Task data:
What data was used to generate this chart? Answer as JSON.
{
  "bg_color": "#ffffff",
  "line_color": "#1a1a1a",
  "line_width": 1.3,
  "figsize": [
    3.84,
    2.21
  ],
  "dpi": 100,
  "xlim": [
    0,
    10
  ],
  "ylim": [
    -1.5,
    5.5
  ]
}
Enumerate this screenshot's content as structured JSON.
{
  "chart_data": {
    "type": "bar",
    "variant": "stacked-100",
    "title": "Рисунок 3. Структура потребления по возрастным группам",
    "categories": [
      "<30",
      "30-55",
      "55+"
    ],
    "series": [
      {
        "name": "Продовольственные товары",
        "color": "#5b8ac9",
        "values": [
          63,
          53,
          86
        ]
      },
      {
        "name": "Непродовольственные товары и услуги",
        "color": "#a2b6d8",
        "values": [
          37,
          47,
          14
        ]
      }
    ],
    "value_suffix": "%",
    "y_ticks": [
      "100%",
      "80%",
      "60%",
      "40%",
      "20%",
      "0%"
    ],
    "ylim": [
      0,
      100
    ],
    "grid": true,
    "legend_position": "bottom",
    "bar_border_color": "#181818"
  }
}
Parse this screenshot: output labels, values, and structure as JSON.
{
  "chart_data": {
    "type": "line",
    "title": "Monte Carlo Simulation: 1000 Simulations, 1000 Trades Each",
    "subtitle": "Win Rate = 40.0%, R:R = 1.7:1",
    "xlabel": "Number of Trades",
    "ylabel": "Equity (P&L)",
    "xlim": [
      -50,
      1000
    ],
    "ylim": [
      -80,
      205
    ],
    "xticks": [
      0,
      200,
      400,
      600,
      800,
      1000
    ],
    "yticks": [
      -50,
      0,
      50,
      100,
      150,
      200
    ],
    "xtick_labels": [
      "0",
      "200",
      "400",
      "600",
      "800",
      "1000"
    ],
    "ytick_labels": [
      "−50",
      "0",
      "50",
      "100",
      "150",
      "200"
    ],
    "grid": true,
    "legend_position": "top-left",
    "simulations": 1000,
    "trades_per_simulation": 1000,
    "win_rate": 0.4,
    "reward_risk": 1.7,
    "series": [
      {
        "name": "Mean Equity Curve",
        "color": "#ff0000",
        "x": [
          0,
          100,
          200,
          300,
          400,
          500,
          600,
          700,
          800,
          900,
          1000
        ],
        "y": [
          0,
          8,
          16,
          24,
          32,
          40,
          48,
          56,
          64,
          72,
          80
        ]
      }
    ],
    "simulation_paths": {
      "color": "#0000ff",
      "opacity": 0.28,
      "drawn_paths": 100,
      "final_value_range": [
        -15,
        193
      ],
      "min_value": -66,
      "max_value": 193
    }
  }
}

Requirements: Each line above that includes "товары" should be shown.

Full solution:
        "name": "Продовольственные товары",
        "name": "Непродовольственные товары и услуги",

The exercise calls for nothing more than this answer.